• [Directions]:
Find all lines in the listing that include the word "this", then copy them.

-- START --

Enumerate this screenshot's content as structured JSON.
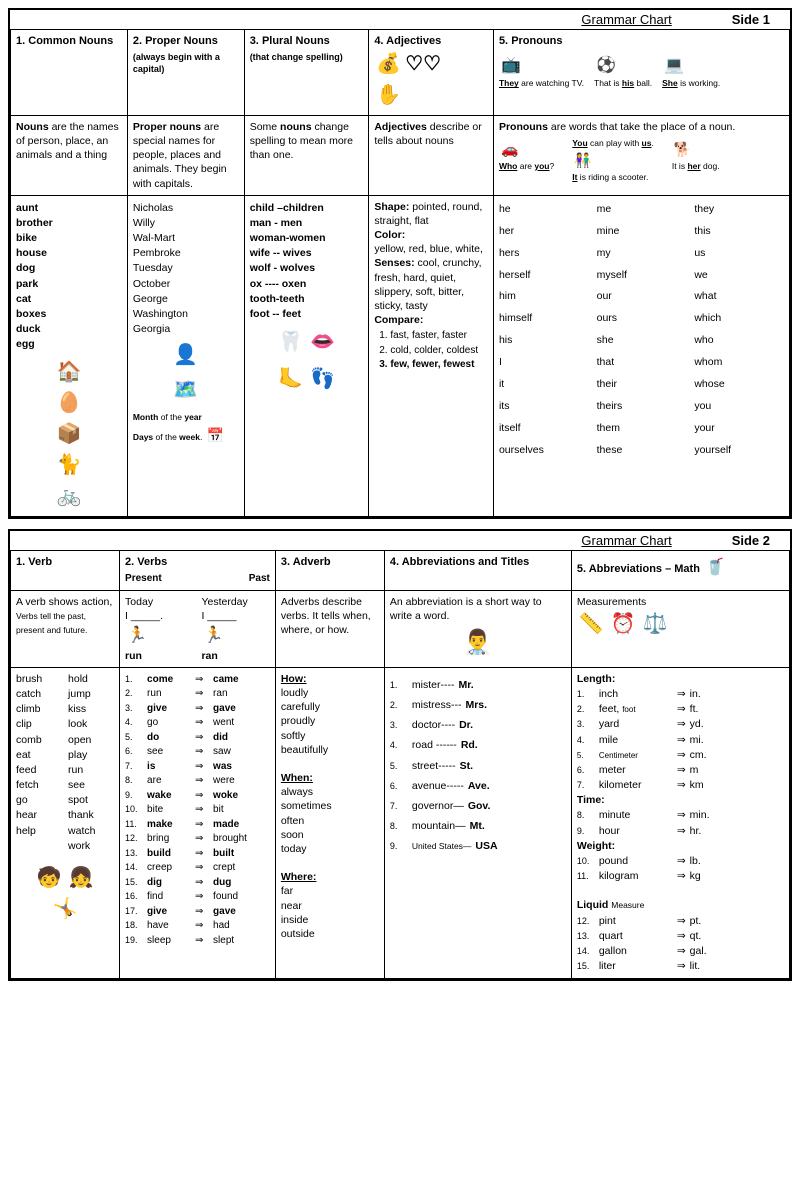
{
  "side1": {
    "header_title": "Grammar Chart",
    "header_side": "Side 1",
    "cols": {
      "c1": {
        "num": "1.",
        "title": "Common Nouns"
      },
      "c2": {
        "num": "2.",
        "title": "Proper Nouns",
        "sub": "(always begin with a capital)"
      },
      "c3": {
        "num": "3.",
        "title": "Plural Nouns",
        "sub": "(that change spelling)"
      },
      "c4": {
        "num": "4.",
        "title": "Adjectives"
      },
      "c5": {
        "num": "5.",
        "title": "Pronouns",
        "ex1a": "They",
        "ex1b": " are watching TV.",
        "ex2a": "That is ",
        "ex2b": "his",
        "ex2c": " ball.",
        "ex3a": "She",
        "ex3b": " is working."
      }
    },
    "defs": {
      "d1a": "Nouns",
      "d1b": " are the names of person, place, an animals and a thing",
      "d2a": "Proper nouns",
      "d2b": " are special names for people, places and animals.  They begin with capitals.",
      "d3a": "Some ",
      "d3b": "nouns",
      "d3c": " change spelling to mean more than one.",
      "d4a": "Adjectives",
      "d4b": " describe or tells about nouns",
      "d5a": "Pronouns",
      "d5b": " are words that take the place of a noun.",
      "d5_you": "You",
      "d5_you2": " can play with ",
      "d5_us": "us",
      "d5_who": "Who",
      "d5_who2": " are ",
      "d5_you3": "you",
      "d5_q": "?",
      "d5_it": "It",
      "d5_it2": " is riding a scooter.",
      "d5_her": "It is ",
      "d5_her2": "her",
      "d5_her3": " dog."
    },
    "commonNouns": [
      "aunt",
      "brother",
      "bike",
      "house",
      "dog",
      "park",
      "cat",
      "boxes",
      "duck",
      "egg"
    ],
    "properNouns": [
      "Nicholas",
      "Willy",
      "Wal-Mart",
      "Pembroke",
      "Tuesday",
      "October",
      "",
      "George",
      "Washington",
      "",
      "",
      "Georgia"
    ],
    "properExtra1a": "Month",
    "properExtra1b": " of the ",
    "properExtra1c": "year",
    "properExtra2a": "Days",
    "properExtra2b": " of the ",
    "properExtra2c": "week",
    "plurals": [
      "child –children",
      "man  -  men",
      "woman-women",
      "wife -- wives",
      "wolf - wolves",
      "ox ---- oxen",
      "tooth-teeth",
      "",
      "",
      "foot -- feet"
    ],
    "adj": {
      "shape_h": "Shape:",
      "shape": " pointed, round, straight, flat",
      "color_h": "Color:",
      "color": "yellow, red, blue, white,",
      "senses_h": "Senses:",
      "senses": "  cool, crunchy, fresh, hard, quiet, slippery, soft, bitter, sticky, tasty",
      "compare_h": "Compare:",
      "cmp1": "fast, faster, faster",
      "cmp2": "cold, colder, coldest",
      "cmp3": "few, fewer, fewest"
    },
    "pronouns": [
      "he",
      "me",
      "they",
      "her",
      "mine",
      "this",
      "hers",
      "my",
      "us",
      "herself",
      "myself",
      "we",
      "him",
      "our",
      "what",
      "himself",
      "ours",
      "which",
      "his",
      "she",
      "who",
      "I",
      "that",
      "whom",
      "it",
      "their",
      "whose",
      "its",
      "theirs",
      "you",
      "itself",
      "them",
      "your",
      "ourselves",
      "these",
      "yourself"
    ]
  },
  "side2": {
    "header_title": "Grammar Chart",
    "header_side": "Side 2",
    "cols": {
      "c1": {
        "num": "1.",
        "title": "Verb"
      },
      "c2": {
        "num": "2.",
        "title": "Verbs",
        "subL": "Present",
        "subR": "Past"
      },
      "c3": {
        "num": "3.",
        "title": "Adverb"
      },
      "c4": {
        "num": "4.",
        "title": "Abbreviations and Titles"
      },
      "c5": {
        "num": "5.",
        "title": "Abbreviations – Math"
      }
    },
    "defs": {
      "d1a": "A verb shows action,",
      "d1b": " Verbs tell the past, present and future.",
      "d2_today": "Today",
      "d2_yest": "Yesterday",
      "d2_i": "I _____.",
      "d2_i2": "I _____",
      "d2_run": "run",
      "d2_ran": "ran",
      "d3": "Adverbs describe verbs. It tells when, where, or how.",
      "d4": "An abbreviation is a short way to write a word.",
      "d5": "Measurements"
    },
    "verbList": [
      "brush",
      "hold",
      "catch",
      "jump",
      "climb",
      "kiss",
      "clip",
      "look",
      "comb",
      "open",
      "eat",
      "play",
      "feed",
      "run",
      "fetch",
      "see",
      "go",
      "spot",
      "hear",
      "thank",
      "help",
      "watch",
      "",
      "work"
    ],
    "verbPairs": [
      {
        "n": "1.",
        "p": "come",
        "t": "came",
        "b": true
      },
      {
        "n": "2.",
        "p": "run",
        "t": "ran",
        "b": false
      },
      {
        "n": "3.",
        "p": "give",
        "t": "gave",
        "b": true
      },
      {
        "n": "4.",
        "p": "go",
        "t": "went",
        "b": false
      },
      {
        "n": "5.",
        "p": "do",
        "t": "did",
        "b": true
      },
      {
        "n": "6.",
        "p": "see",
        "t": "saw",
        "b": false
      },
      {
        "n": "7.",
        "p": "is",
        "t": "was",
        "b": true
      },
      {
        "n": "8.",
        "p": "are",
        "t": "were",
        "b": false
      },
      {
        "n": "9.",
        "p": "wake",
        "t": "woke",
        "b": true
      },
      {
        "n": "10.",
        "p": "bite",
        "t": "bit",
        "b": false
      },
      {
        "n": "11.",
        "p": "make",
        "t": "made",
        "b": true
      },
      {
        "n": "12.",
        "p": "bring",
        "t": "brought",
        "b": false
      },
      {
        "n": "13.",
        "p": "build",
        "t": "built",
        "b": true
      },
      {
        "n": "14.",
        "p": "creep",
        "t": "crept",
        "b": false
      },
      {
        "n": "15.",
        "p": "dig",
        "t": "dug",
        "b": true
      },
      {
        "n": "16.",
        "p": "find",
        "t": "found",
        "b": false
      },
      {
        "n": "17.",
        "p": "give",
        "t": "gave",
        "b": true
      },
      {
        "n": "18.",
        "p": "have",
        "t": "had",
        "b": false
      },
      {
        "n": "19.",
        "p": "sleep",
        "t": "slept",
        "b": false
      }
    ],
    "adverbs": {
      "how_h": "How:",
      "how": [
        "loudly",
        "carefully",
        "proudly",
        "softly",
        "beautifully"
      ],
      "when_h": "When:",
      "when": [
        "always",
        "sometimes",
        "often",
        "soon",
        "today"
      ],
      "where_h": "Where:",
      "where": [
        "far",
        "near",
        "inside",
        "outside"
      ]
    },
    "abbrTitles": [
      {
        "n": "1.",
        "t": "mister----",
        "a": "Mr."
      },
      {
        "n": "2.",
        "t": "mistress---",
        "a": "Mrs."
      },
      {
        "n": "3.",
        "t": "doctor----",
        "a": "Dr."
      },
      {
        "n": "4.",
        "t": "road ------",
        "a": "Rd."
      },
      {
        "n": "5.",
        "t": "street-----",
        "a": "St."
      },
      {
        "n": "6.",
        "t": "avenue-----",
        "a": "Ave."
      },
      {
        "n": "7.",
        "t": "governor—",
        "a": "Gov."
      },
      {
        "n": "8.",
        "t": "mountain—",
        "a": "Mt."
      },
      {
        "n": "9.",
        "t": "United States—",
        "a": "USA",
        "small": true
      }
    ],
    "abbrMath": {
      "length_h": "Length:",
      "length": [
        {
          "n": "1.",
          "t": "inch",
          "a": "in."
        },
        {
          "n": "2.",
          "t": "feet, foot",
          "a": "ft.",
          "sm": true
        },
        {
          "n": "3.",
          "t": "yard",
          "a": "yd."
        },
        {
          "n": "4.",
          "t": "mile",
          "a": "mi."
        },
        {
          "n": "5.",
          "t": "Centimeter",
          "a": "cm.",
          "tiny": true
        },
        {
          "n": "6.",
          "t": "meter",
          "a": "m"
        },
        {
          "n": "7.",
          "t": "kilometer",
          "a": "km"
        }
      ],
      "time_h": "Time:",
      "time": [
        {
          "n": "8.",
          "t": "minute",
          "a": "min."
        },
        {
          "n": "9.",
          "t": "hour",
          "a": "hr."
        }
      ],
      "weight_h": "Weight:",
      "weight": [
        {
          "n": "10.",
          "t": "pound",
          "a": "lb."
        },
        {
          "n": "11.",
          "t": "kilogram",
          "a": "kg"
        }
      ],
      "liquid_h": "Liquid ",
      "liquid_h2": "Measure",
      "liquid": [
        {
          "n": "12.",
          "t": "pint",
          "a": "pt."
        },
        {
          "n": "13.",
          "t": "quart",
          "a": "qt."
        },
        {
          "n": "14.",
          "t": "gallon",
          "a": "gal."
        },
        {
          "n": "15.",
          "t": "liter",
          "a": "lit."
        }
      ]
    }
  }
}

-- END --

• [Task result]:
Enumerate this screenshot's content as structured JSON.
      "this",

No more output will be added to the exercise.